>>>

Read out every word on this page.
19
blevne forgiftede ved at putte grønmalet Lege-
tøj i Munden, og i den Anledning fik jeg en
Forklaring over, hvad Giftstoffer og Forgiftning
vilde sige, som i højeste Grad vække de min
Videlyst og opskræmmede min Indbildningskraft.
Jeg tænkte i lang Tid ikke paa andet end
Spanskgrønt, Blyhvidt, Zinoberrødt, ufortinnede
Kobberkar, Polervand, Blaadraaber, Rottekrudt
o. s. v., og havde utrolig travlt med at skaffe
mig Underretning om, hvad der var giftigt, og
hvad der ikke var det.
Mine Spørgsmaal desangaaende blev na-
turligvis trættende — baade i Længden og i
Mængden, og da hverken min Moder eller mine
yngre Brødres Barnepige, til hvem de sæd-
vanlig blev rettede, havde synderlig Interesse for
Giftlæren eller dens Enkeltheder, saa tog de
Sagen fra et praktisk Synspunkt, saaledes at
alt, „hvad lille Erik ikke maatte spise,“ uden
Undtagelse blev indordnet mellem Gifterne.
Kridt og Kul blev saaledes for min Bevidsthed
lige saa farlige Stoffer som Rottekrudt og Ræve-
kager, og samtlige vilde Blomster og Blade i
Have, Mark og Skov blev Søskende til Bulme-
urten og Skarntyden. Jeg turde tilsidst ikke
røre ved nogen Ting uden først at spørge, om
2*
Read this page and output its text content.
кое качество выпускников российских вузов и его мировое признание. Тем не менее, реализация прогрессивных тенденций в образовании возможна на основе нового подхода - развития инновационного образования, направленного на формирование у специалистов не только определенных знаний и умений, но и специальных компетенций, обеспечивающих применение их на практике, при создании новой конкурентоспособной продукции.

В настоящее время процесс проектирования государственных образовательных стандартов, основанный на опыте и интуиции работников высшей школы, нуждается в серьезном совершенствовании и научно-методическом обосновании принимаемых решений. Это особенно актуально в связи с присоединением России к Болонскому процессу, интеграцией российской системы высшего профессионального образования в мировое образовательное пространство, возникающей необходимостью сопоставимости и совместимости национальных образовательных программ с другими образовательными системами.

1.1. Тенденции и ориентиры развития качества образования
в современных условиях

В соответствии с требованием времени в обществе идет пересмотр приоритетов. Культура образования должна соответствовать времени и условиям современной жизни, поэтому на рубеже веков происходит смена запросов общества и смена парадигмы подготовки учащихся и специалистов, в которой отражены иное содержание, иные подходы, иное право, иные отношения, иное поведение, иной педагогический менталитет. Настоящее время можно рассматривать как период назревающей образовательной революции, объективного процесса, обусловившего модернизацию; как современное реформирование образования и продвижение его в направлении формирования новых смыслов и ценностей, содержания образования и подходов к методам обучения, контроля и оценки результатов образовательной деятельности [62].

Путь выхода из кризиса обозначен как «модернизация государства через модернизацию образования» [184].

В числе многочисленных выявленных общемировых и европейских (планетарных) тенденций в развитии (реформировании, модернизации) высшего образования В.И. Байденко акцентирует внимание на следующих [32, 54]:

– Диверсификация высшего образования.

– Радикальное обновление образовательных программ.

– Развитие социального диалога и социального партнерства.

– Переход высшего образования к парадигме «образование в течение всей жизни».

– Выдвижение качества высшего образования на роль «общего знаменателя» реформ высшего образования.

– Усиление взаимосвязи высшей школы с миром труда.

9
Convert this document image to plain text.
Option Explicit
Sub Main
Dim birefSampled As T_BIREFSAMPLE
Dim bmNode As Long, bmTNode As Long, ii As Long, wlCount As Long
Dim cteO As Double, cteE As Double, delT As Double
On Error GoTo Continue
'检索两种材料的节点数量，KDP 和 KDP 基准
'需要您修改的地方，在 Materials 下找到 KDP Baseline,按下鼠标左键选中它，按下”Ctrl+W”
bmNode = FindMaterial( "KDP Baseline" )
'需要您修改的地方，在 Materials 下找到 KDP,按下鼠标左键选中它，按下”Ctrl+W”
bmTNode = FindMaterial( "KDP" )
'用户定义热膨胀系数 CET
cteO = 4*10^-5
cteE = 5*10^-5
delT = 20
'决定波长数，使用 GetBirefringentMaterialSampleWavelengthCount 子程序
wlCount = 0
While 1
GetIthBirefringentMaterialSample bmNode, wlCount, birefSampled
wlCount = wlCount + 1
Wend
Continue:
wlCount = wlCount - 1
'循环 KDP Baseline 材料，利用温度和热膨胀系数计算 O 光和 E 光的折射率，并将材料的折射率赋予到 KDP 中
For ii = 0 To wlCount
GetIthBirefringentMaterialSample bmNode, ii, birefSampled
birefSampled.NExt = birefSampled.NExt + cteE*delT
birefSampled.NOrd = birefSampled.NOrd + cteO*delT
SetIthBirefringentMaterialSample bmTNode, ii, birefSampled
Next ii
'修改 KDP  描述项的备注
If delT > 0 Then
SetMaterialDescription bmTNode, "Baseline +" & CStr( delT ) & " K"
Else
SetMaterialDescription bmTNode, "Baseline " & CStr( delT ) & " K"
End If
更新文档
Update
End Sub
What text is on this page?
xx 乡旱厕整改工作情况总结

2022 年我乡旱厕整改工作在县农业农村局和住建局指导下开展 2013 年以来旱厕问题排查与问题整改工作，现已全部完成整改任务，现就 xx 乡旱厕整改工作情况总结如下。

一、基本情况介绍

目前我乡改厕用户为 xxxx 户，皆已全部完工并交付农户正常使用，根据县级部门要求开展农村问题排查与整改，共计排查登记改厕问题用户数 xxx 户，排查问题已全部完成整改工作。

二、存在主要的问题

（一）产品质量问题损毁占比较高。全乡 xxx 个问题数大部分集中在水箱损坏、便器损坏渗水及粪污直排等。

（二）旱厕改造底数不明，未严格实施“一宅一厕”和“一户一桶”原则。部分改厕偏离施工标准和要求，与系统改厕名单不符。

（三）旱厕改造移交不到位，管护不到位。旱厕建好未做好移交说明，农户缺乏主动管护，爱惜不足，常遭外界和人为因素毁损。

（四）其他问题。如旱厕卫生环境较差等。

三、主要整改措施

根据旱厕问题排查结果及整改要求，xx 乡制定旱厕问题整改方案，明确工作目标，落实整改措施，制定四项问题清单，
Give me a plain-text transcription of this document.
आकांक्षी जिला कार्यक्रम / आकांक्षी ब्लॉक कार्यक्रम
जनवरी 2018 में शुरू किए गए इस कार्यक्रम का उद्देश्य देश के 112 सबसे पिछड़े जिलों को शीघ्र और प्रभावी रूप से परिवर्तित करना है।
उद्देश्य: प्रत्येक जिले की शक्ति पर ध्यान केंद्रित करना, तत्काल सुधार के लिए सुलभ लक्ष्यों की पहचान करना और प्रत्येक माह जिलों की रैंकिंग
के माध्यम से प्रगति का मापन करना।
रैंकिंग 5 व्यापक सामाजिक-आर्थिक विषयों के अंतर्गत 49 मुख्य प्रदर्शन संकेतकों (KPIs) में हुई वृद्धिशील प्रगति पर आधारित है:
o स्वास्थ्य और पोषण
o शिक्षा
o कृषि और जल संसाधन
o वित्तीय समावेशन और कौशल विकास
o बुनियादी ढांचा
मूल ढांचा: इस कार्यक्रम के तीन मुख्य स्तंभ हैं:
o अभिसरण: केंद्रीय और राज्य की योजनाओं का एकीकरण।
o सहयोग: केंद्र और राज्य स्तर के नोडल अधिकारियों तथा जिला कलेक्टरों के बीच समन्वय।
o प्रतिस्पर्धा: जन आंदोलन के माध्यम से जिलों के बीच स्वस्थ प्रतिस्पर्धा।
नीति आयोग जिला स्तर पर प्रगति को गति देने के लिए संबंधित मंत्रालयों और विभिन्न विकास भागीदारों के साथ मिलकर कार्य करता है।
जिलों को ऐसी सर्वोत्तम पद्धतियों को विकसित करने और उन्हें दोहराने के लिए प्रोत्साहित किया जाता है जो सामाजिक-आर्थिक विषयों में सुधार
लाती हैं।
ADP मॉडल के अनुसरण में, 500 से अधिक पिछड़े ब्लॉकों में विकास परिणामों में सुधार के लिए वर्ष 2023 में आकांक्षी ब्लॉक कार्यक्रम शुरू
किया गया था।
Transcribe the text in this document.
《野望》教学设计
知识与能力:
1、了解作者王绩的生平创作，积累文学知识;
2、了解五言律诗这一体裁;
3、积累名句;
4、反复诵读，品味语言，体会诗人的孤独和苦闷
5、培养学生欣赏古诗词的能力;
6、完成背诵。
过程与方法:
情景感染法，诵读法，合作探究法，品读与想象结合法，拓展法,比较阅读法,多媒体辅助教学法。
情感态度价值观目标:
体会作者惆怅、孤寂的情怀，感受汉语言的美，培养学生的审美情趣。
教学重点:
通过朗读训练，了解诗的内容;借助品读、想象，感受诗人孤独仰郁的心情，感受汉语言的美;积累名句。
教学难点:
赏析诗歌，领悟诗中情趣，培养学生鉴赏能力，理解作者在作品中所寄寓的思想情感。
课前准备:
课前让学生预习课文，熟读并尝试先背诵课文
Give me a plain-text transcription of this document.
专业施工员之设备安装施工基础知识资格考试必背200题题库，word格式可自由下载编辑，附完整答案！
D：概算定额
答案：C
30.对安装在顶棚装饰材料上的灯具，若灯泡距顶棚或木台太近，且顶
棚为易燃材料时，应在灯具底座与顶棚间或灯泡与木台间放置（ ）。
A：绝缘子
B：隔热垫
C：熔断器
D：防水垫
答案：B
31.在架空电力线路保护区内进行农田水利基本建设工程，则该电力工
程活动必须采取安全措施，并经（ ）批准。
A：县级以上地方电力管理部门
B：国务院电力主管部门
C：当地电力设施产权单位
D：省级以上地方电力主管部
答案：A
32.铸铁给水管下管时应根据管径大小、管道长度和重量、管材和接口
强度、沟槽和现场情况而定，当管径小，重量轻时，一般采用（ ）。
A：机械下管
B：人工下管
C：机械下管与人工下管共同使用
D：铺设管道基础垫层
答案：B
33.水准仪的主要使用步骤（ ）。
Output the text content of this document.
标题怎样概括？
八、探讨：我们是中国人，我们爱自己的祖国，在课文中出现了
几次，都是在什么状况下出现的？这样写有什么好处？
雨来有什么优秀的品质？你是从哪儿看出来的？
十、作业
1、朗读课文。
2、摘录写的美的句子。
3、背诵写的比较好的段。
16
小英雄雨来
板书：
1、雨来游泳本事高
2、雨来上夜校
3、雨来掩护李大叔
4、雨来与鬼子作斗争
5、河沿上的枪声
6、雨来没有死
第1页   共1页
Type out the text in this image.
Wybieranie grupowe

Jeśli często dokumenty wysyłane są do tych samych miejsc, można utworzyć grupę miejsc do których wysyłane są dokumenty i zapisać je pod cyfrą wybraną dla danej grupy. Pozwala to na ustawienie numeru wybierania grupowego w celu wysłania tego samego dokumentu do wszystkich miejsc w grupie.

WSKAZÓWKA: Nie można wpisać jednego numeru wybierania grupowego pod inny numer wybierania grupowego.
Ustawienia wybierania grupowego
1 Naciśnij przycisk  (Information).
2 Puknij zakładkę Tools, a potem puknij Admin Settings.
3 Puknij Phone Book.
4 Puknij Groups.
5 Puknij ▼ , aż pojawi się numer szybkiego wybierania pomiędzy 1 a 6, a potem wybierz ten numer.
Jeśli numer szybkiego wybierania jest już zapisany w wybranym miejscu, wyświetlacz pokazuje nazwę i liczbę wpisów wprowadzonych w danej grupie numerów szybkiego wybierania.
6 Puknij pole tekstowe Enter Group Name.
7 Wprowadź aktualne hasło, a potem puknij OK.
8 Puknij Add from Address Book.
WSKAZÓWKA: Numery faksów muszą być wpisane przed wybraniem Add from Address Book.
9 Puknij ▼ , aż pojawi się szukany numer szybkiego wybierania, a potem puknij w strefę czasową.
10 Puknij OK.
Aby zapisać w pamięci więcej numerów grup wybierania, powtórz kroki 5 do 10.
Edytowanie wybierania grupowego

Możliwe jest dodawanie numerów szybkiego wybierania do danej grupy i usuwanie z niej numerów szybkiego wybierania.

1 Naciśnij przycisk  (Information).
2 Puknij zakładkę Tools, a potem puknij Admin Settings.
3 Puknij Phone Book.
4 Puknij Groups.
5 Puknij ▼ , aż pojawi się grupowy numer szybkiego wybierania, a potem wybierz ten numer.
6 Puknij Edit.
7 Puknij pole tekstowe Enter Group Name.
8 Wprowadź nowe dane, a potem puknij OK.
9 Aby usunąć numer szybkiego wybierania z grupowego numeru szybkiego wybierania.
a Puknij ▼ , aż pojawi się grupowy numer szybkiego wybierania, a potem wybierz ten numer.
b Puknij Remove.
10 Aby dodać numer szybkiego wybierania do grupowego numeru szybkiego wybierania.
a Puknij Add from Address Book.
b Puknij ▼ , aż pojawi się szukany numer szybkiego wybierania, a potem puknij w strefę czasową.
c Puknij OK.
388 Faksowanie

<<<

### Set task
Tally how many lines of the data include the word "ikke". Write the number and nothing else.

### Worked solution
4